| Exercise requirements |
(A) Switch "photographs" to "pictures" and write out the stretch of the Enchantment piece from "Spencer’s Butte, looking" through "where I belong.".
(B) Answer these questions using the Enchantment piece:
(i) Which city is Skinner's Butte in?
(ii) What was the weather on the afternoon described?
(iii) Which camera was used to take the photographs?
(C) What software programs does the Enchantment piece name for post-processing?

| Excerpt provided |
-*-*-

Enchantment: Remembering Back Into Maxfield Parrish

“Enchantment: Remembering Back into Maxfield Parrish”

On a rainy January afternoon, I had nothing but a mind-numbing vista of meetings spread out over my afternoon. The day was gray; I was blue. I decided that in the hour I had available that I would drive up to Skinner’s Butte, one of Eugene, Oregon’s few local high-ish places. The view from there is down Willamette Street through Eugene, across the valley floor to Spencer’s Butte.

Spencer’s Butte, looking across the City of Eugene in the valley below. Post-processed with Perfectly Clear, XNView, and Distressed FX.

I took a variety of photographs using my Panasonic Lumix 5 because the act of looking through the lens gathers my scattered thoughts, brings me back to center, anchors me in the present moment where I belong.

-*-*-

| Given data |
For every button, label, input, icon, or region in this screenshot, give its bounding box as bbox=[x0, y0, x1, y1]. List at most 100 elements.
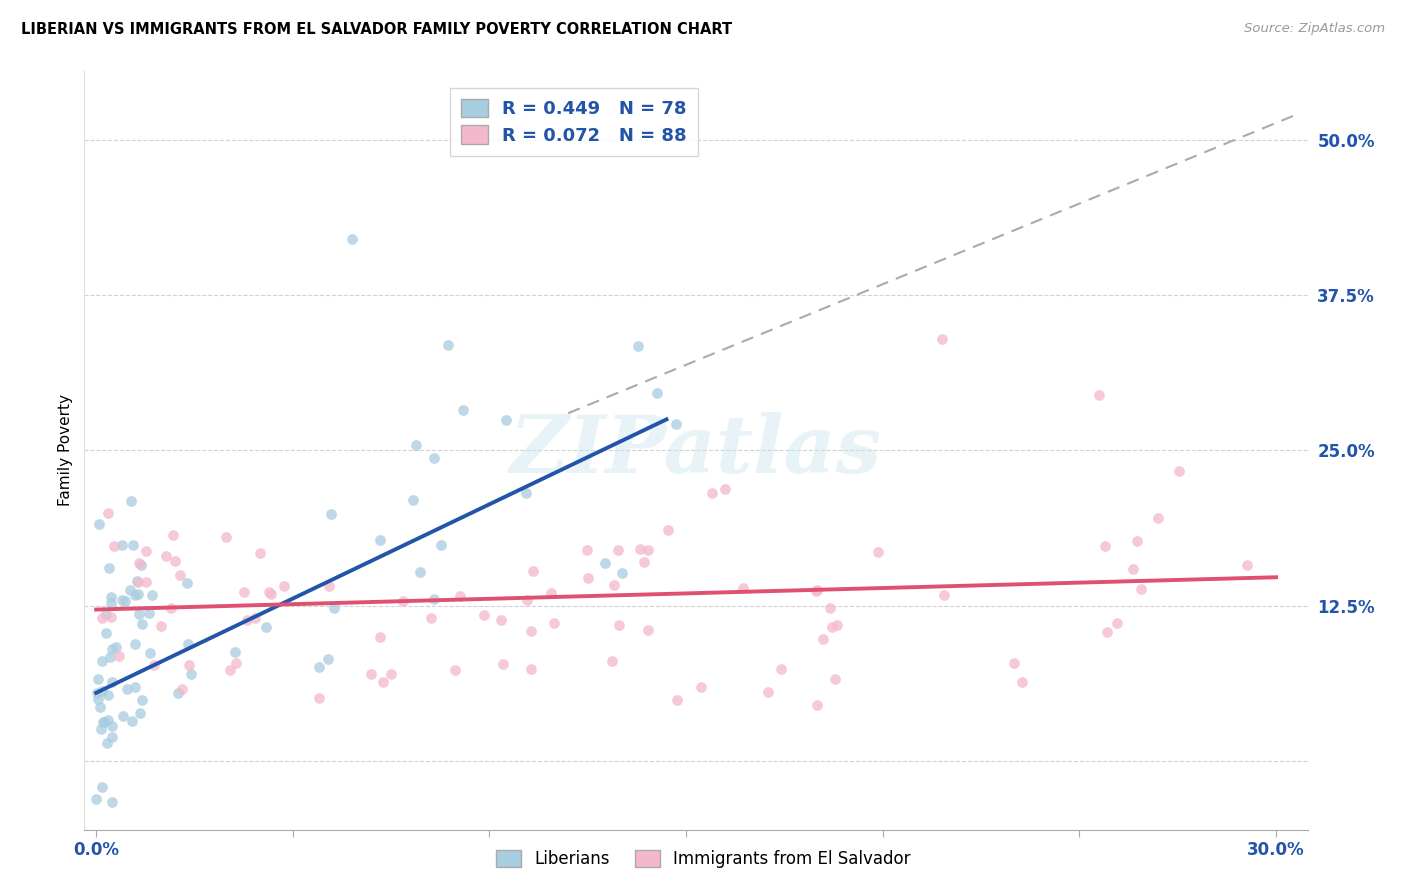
Point bbox=[1122, 562, 1144, 576]
Point bbox=[127, 587, 149, 601]
Point bbox=[430, 538, 453, 552]
Point bbox=[155, 549, 177, 563]
Point bbox=[1130, 582, 1153, 596]
Legend: Liberians, Immigrants from El Salvador: Liberians, Immigrants from El Salvador bbox=[489, 843, 917, 875]
Point bbox=[690, 681, 713, 695]
Point bbox=[104, 640, 127, 655]
Y-axis label: Family Poverty: Family Poverty bbox=[58, 394, 73, 507]
Point bbox=[110, 538, 132, 552]
Point bbox=[811, 632, 834, 647]
Point bbox=[806, 698, 828, 713]
Point bbox=[402, 492, 425, 507]
Point bbox=[111, 709, 134, 723]
Point bbox=[131, 692, 153, 706]
Point bbox=[97, 688, 120, 702]
Point bbox=[260, 587, 283, 601]
Point bbox=[756, 685, 779, 699]
Point bbox=[128, 706, 150, 721]
Point bbox=[100, 675, 122, 690]
Point bbox=[90, 780, 112, 794]
Point bbox=[1002, 656, 1025, 670]
Point bbox=[731, 582, 754, 596]
Text: LIBERIAN VS IMMIGRANTS FROM EL SALVADOR FAMILY POVERTY CORRELATION CHART: LIBERIAN VS IMMIGRANTS FROM EL SALVADOR … bbox=[21, 22, 733, 37]
Point bbox=[540, 585, 562, 599]
Point bbox=[657, 524, 679, 538]
Point bbox=[316, 652, 339, 666]
Point bbox=[543, 615, 565, 630]
Point bbox=[90, 654, 112, 668]
Point bbox=[100, 596, 122, 610]
Point bbox=[489, 613, 512, 627]
Point bbox=[666, 692, 689, 706]
Point bbox=[637, 543, 659, 558]
Point bbox=[90, 611, 112, 625]
Point bbox=[308, 690, 330, 705]
Point bbox=[308, 659, 330, 673]
Point bbox=[138, 607, 160, 621]
Point bbox=[422, 591, 444, 606]
Point bbox=[131, 617, 153, 632]
Point bbox=[115, 681, 138, 696]
Point bbox=[520, 662, 543, 676]
Point bbox=[1126, 534, 1149, 549]
Point bbox=[318, 579, 340, 593]
Point bbox=[86, 691, 108, 706]
Point bbox=[576, 543, 599, 558]
Point bbox=[107, 649, 129, 664]
Point bbox=[576, 571, 599, 585]
Point bbox=[100, 731, 122, 745]
Point bbox=[162, 527, 184, 541]
Point bbox=[593, 557, 616, 571]
Point bbox=[232, 585, 254, 599]
Point bbox=[100, 795, 122, 809]
Point bbox=[322, 601, 344, 615]
Point bbox=[806, 582, 828, 597]
Point bbox=[495, 413, 517, 427]
Point bbox=[600, 654, 623, 668]
Point bbox=[700, 485, 723, 500]
Point bbox=[449, 589, 471, 603]
Point bbox=[169, 568, 191, 582]
Point bbox=[257, 585, 280, 599]
Point bbox=[637, 624, 659, 638]
Point bbox=[177, 657, 200, 672]
Point bbox=[224, 645, 246, 659]
Point bbox=[1095, 624, 1118, 639]
Point bbox=[818, 601, 841, 615]
Point bbox=[243, 611, 266, 625]
Text: ZIPatlas: ZIPatlas bbox=[510, 412, 882, 489]
Point bbox=[176, 575, 198, 590]
Point bbox=[235, 613, 257, 627]
Point bbox=[103, 539, 125, 553]
Point bbox=[665, 417, 688, 431]
Point bbox=[1088, 387, 1111, 401]
Point bbox=[122, 538, 145, 552]
Point bbox=[368, 630, 391, 644]
Point bbox=[1011, 674, 1033, 689]
Point bbox=[492, 657, 515, 671]
Point bbox=[139, 646, 162, 660]
Point bbox=[628, 542, 651, 557]
Point bbox=[86, 686, 108, 700]
Point bbox=[132, 873, 155, 888]
Point bbox=[177, 637, 200, 651]
Point bbox=[515, 486, 537, 500]
Point bbox=[101, 719, 124, 733]
Point bbox=[215, 530, 238, 544]
Point bbox=[128, 607, 150, 621]
Point bbox=[101, 641, 124, 656]
Point bbox=[149, 618, 172, 632]
Point bbox=[444, 663, 467, 677]
Text: Source: ZipAtlas.com: Source: ZipAtlas.com bbox=[1244, 22, 1385, 36]
Point bbox=[121, 714, 143, 728]
Point bbox=[166, 686, 188, 700]
Point bbox=[273, 579, 295, 593]
Point bbox=[96, 607, 118, 621]
Point bbox=[472, 607, 495, 622]
Point bbox=[806, 583, 828, 598]
Point bbox=[97, 506, 120, 520]
Point bbox=[380, 667, 402, 681]
Point bbox=[94, 626, 117, 640]
Point bbox=[1167, 464, 1189, 478]
Point bbox=[713, 483, 735, 497]
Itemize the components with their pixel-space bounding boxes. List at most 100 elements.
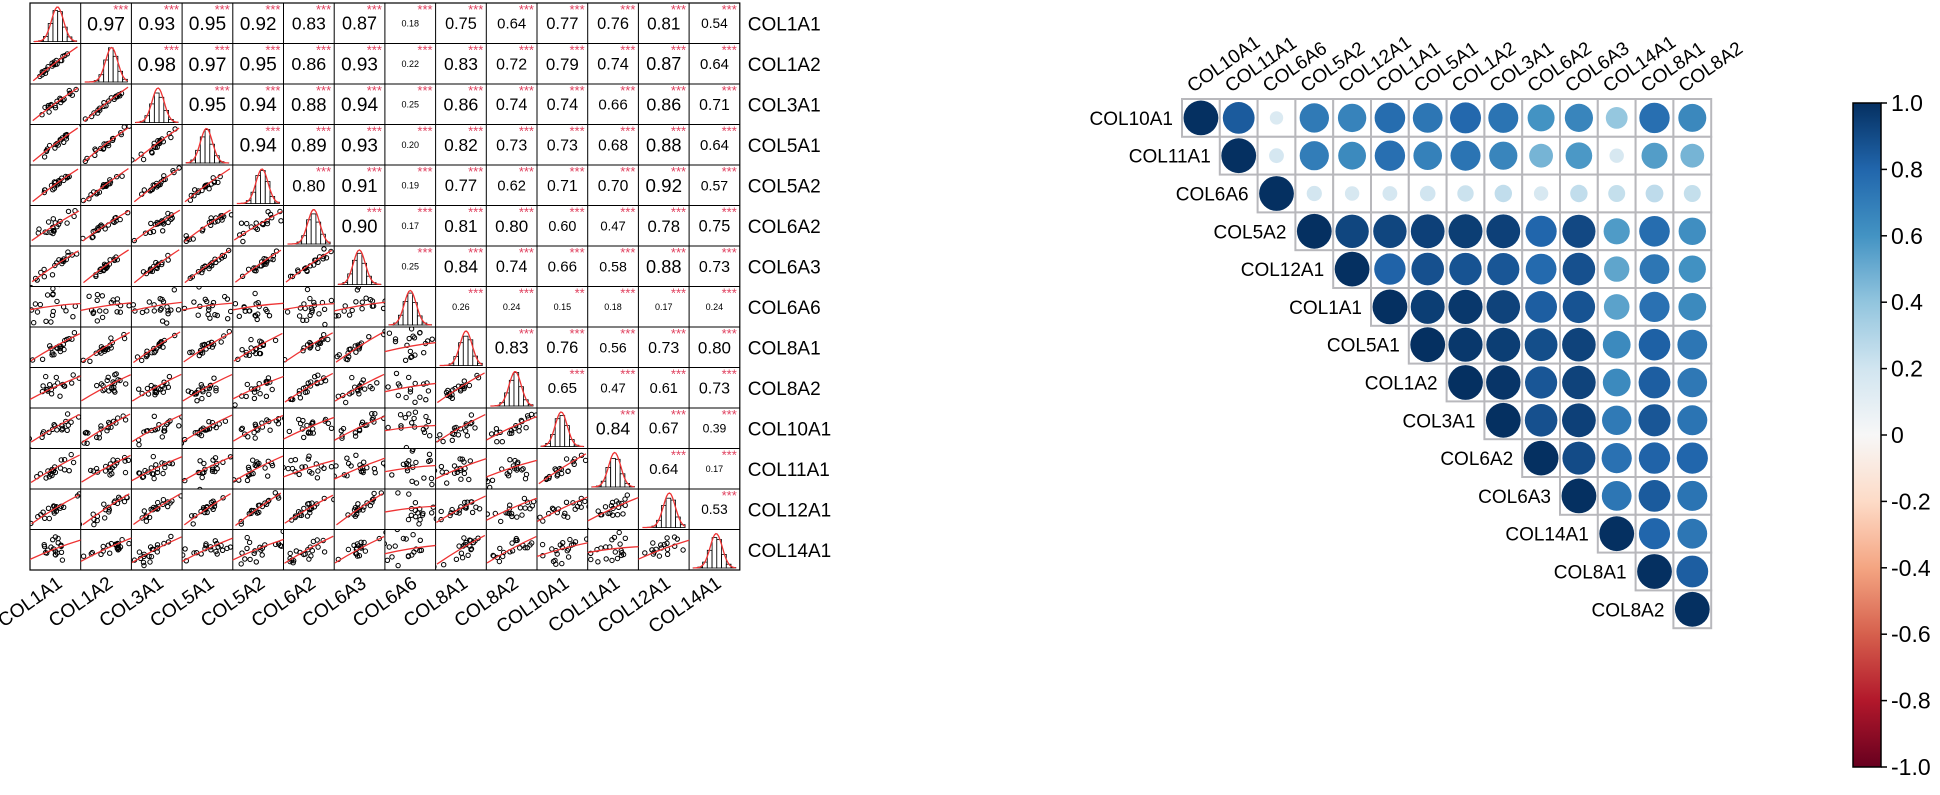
significance-stars: *** [215,83,230,98]
correlation-value: 0.17 [401,221,419,231]
significance-stars: *** [316,124,331,139]
correlation-circle [1337,103,1367,133]
loess-line [283,416,335,440]
scatter-cell [30,372,81,400]
significance-stars: *** [570,367,585,382]
correlation-circle [1525,366,1558,399]
scatter-points [490,535,535,565]
histogram-bar [108,47,114,83]
correlation-value: 0.84 [596,419,630,439]
scatter-cell [31,208,80,242]
significance-stars: *** [367,2,382,17]
scatter-cell [80,493,130,528]
scatter-cell [537,536,588,567]
scatter-cell [284,535,334,566]
scatter-points [30,286,78,326]
scatter-cell [384,529,436,569]
heatmap-row-label: COL10A1 [1090,109,1173,130]
correlation-circle [1486,214,1521,249]
loess-line [30,375,81,400]
correlation-value: 0.81 [647,14,680,33]
scatter-cell [384,490,436,527]
correlation-value: 0.64 [497,17,526,33]
correlation-circle-plot: COL10A1 COL11A1 COL6A6 COL5A2 COL12A1 COL1A1 C… [1090,32,1931,780]
correlation-circle [1562,252,1596,286]
scatter-points [386,327,435,363]
scatter-cell [80,209,131,242]
heatmap-row-label: COL3A1 [1403,411,1476,432]
scatter-cell [30,330,81,363]
scatter-cell [83,249,129,284]
significance-stars: *** [417,43,432,58]
loess-line [284,332,333,363]
correlation-value: 0.80 [292,176,325,195]
correlation-value: 0.53 [701,502,727,517]
correlation-value: 0.74 [597,56,629,74]
heatmap-row-label: COL6A3 [1478,487,1551,508]
scatter-cell [30,534,81,563]
scatter-cell [131,126,180,163]
loess-line [336,493,384,526]
correlation-value: 0.75 [699,218,731,236]
loess-line [32,127,79,162]
scatter-cell [233,414,284,442]
histogram-cell [490,371,534,407]
correlation-circle [1601,443,1632,474]
loess-line [384,382,436,393]
significance-stars: *** [570,43,585,58]
correlation-circle [1638,328,1671,361]
correlation-value: 0.54 [701,16,728,31]
correlation-value: 0.95 [189,14,226,35]
correlation-value: 0.97 [87,13,125,35]
scatter-points [182,286,233,322]
loess-line [486,535,537,564]
significance-stars: *** [722,124,737,139]
density-curve [388,289,432,326]
correlation-circle [1525,291,1557,323]
loess-line [486,497,537,521]
correlation-circle [1485,402,1521,438]
significance-stars: *** [265,124,280,139]
scatter-matrix: 0.97***0.93***0.95***0.92***0.83***0.87*… [0,2,831,638]
density-curve [338,249,381,286]
colorbar-tick-label: 0.8 [1891,156,1923,182]
correlation-circle [1410,289,1445,324]
correlation-value: 0.78 [648,217,680,236]
correlation-circle [1299,103,1330,133]
significance-stars: *** [722,488,737,503]
scatter-cell [131,209,181,244]
scatter-cell [334,452,385,480]
significance-stars: *** [620,205,635,220]
loess-line [30,302,81,311]
colorbar-bar [1852,102,1882,768]
correlation-value: 0.76 [546,339,578,357]
loess-line [81,454,131,483]
scatter-cell [283,286,335,327]
loess-line [30,454,80,483]
significance-stars: *** [519,83,534,98]
histogram-cell [642,492,686,529]
scatter-cell [30,411,81,449]
significance-stars: ** [575,286,585,301]
scatter-cell [182,286,233,322]
significance-stars: *** [519,286,534,301]
correlation-circle [1382,186,1398,201]
correlation-value: 0.88 [291,95,326,115]
loess-line [232,375,284,400]
correlation-circle [1338,141,1366,170]
loess-line [131,414,182,443]
histogram-bar [407,292,413,326]
correlation-circle [1678,217,1707,245]
correlation-value: 0.19 [401,180,419,190]
loess-line [80,302,132,312]
loess-line [384,424,436,432]
scatter-cell [32,124,81,162]
correlation-value: 0.58 [599,259,627,275]
correlation-circle [1448,289,1483,324]
correlation-value: 0.72 [496,56,527,73]
significance-stars: *** [417,205,432,220]
histogram-bar [356,252,363,285]
correlation-value: 0.87 [646,54,681,74]
correlation-value: 0.84 [444,257,478,277]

-*-*-

| Expected results |
(A)
Spencer’s Butte, looking across the City of Eugene in the valley below. Post-processed with Perfectly Clear, XNView, and Distressed FX.

I took a variety of pictures using my Panasonic Lumix 5 because the act of looking through the lens gathers my scattered thoughts, brings me back to center, anchors me in the present moment where I belong.

(B)
(i) Eugene, Oregon
(ii) It was rainy and gray.
(iii) A Panasonic Lumix 5

(C) Perfectly Clear, XNView, Distressed FX